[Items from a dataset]
(begin)

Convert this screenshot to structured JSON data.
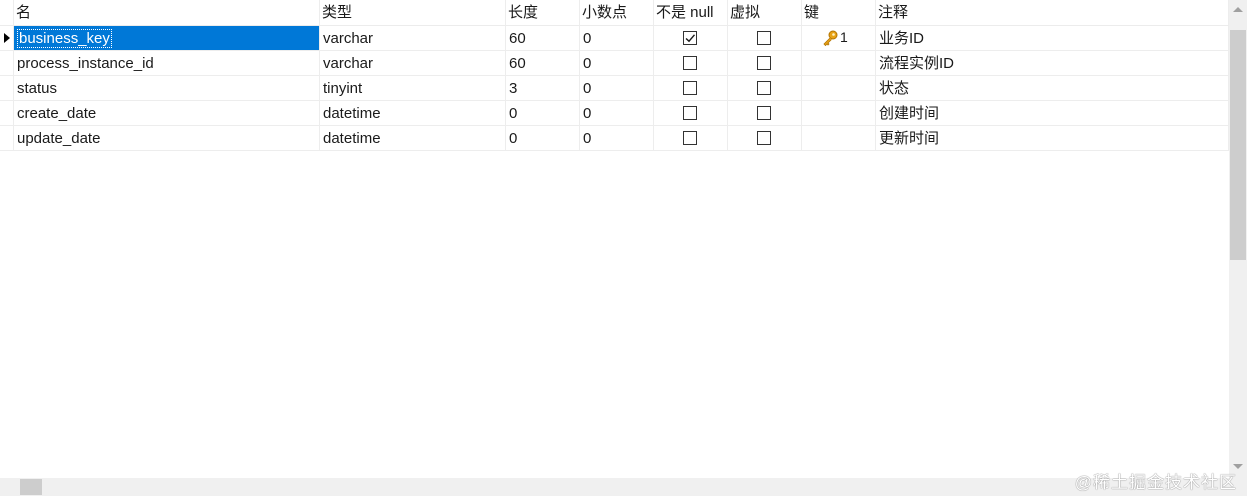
{
  "columns": {
    "name": "名",
    "type": "类型",
    "length": "长度",
    "decimals": "小数点",
    "not_null": "不是 null",
    "virtual": "虚拟",
    "key": "键",
    "comment": "注释"
  },
  "rows": [
    {
      "name": "business_key",
      "type": "varchar",
      "length": "60",
      "decimals": "0",
      "not_null": true,
      "virtual": false,
      "key": "1",
      "comment": "业务ID"
    },
    {
      "name": "process_instance_id",
      "type": "varchar",
      "length": "60",
      "decimals": "0",
      "not_null": false,
      "virtual": false,
      "key": "",
      "comment": "流程实例ID"
    },
    {
      "name": "status",
      "type": "tinyint",
      "length": "3",
      "decimals": "0",
      "not_null": false,
      "virtual": false,
      "key": "",
      "comment": "状态"
    },
    {
      "name": "create_date",
      "type": "datetime",
      "length": "0",
      "decimals": "0",
      "not_null": false,
      "virtual": false,
      "key": "",
      "comment": "创建时间"
    },
    {
      "name": "update_date",
      "type": "datetime",
      "length": "0",
      "decimals": "0",
      "not_null": false,
      "virtual": false,
      "key": "",
      "comment": "更新时间"
    }
  ],
  "selected_row": 0,
  "icons": {
    "row_pointer": "row-pointer-icon",
    "primary_key": "key-icon",
    "checkbox": "checkbox-icon"
  },
  "colors": {
    "selection": "#0078d7",
    "key_icon": "#e8a317"
  },
  "watermark": "@稀土掘金技术社区"
}
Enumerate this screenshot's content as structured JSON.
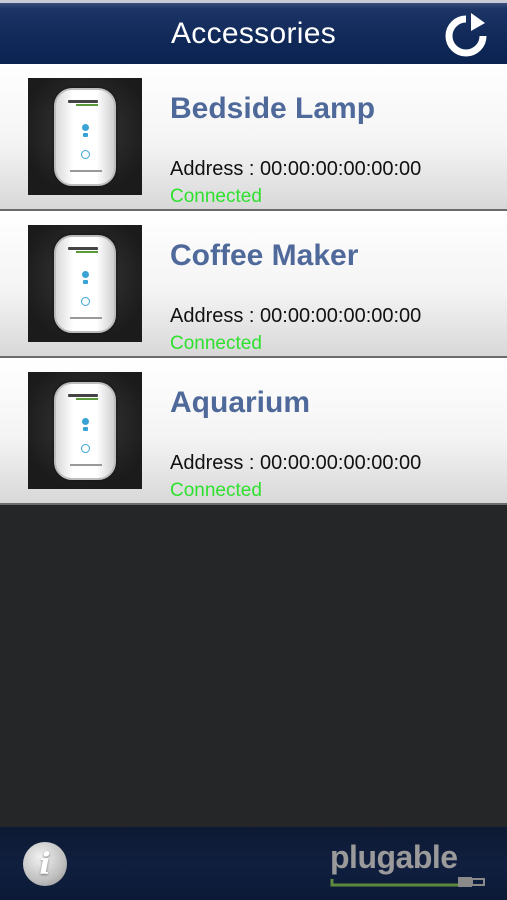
{
  "header": {
    "title": "Accessories",
    "refresh_icon": "refresh-icon"
  },
  "accessories": [
    {
      "name": "Bedside Lamp",
      "address": "Address : 00:00:00:00:00:00",
      "status": "Connected"
    },
    {
      "name": "Coffee Maker",
      "address": "Address : 00:00:00:00:00:00",
      "status": "Connected"
    },
    {
      "name": "Aquarium",
      "address": "Address : 00:00:00:00:00:00",
      "status": "Connected"
    }
  ],
  "device_image_label": "plugable",
  "footer": {
    "info_icon": "info-icon",
    "info_glyph": "i",
    "brand": "plugable"
  },
  "colors": {
    "header_bg": "#0f2857",
    "name_text": "#4f6a9a",
    "status_connected": "#2fe02f",
    "background": "#252628",
    "footer_bg": "#101f3f"
  }
}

(end)

Written request: Give an exact copy of the material, leaving out every picture.

Full solution:
Convert this screenshot to structured JSON data.
{
  "columns": {
    "name": "名",
    "type": "类型",
    "length": "长度",
    "decimals": "小数点",
    "not_null": "不是 null",
    "virtual": "虚拟",
    "key": "键",
    "comment": "注释"
  },
  "rows": [
    {
      "name": "business_key",
      "type": "varchar",
      "length": "60",
      "decimals": "0",
      "not_null": true,
      "virtual": false,
      "key": "1",
      "comment": "业务ID"
    },
    {
      "name": "process_instance_id",
      "type": "varchar",
      "length": "60",
      "decimals": "0",
      "not_null": false,
      "virtual": false,
      "key": "",
      "comment": "流程实例ID"
    },
    {
      "name": "status",
      "type": "tinyint",
      "length": "3",
      "decimals": "0",
      "not_null": false,
      "virtual": false,
      "key": "",
      "comment": "状态"
    },
    {
      "name": "create_date",
      "type": "datetime",
      "length": "0",
      "decimals": "0",
      "not_null": false,
      "virtual": false,
      "key": "",
      "comment": "创建时间"
    },
    {
      "name": "update_date",
      "type": "datetime",
      "length": "0",
      "decimals": "0",
      "not_null": false,
      "virtual": false,
      "key": "",
      "comment": "更新时间"
    }
  ],
  "selected_row": 0,
  "icons": {
    "row_pointer": "row-pointer-icon",
    "primary_key": "key-icon",
    "checkbox": "checkbox-icon"
  },
  "colors": {
    "selection": "#0078d7",
    "key_icon": "#e8a317"
  },
  "watermark": "@稀土掘金技术社区"
}
Enumerate this screenshot's content as structured JSON.
{
  "header": {
    "title": "Accessories",
    "refresh_icon": "refresh-icon"
  },
  "accessories": [
    {
      "name": "Bedside Lamp",
      "address": "Address : 00:00:00:00:00:00",
      "status": "Connected"
    },
    {
      "name": "Coffee Maker",
      "address": "Address : 00:00:00:00:00:00",
      "status": "Connected"
    },
    {
      "name": "Aquarium",
      "address": "Address : 00:00:00:00:00:00",
      "status": "Connected"
    }
  ],
  "device_image_label": "plugable",
  "footer": {
    "info_icon": "info-icon",
    "info_glyph": "i",
    "brand": "plugable"
  },
  "colors": {
    "header_bg": "#0f2857",
    "name_text": "#4f6a9a",
    "status_connected": "#2fe02f",
    "background": "#252628",
    "footer_bg": "#101f3f"
  }
}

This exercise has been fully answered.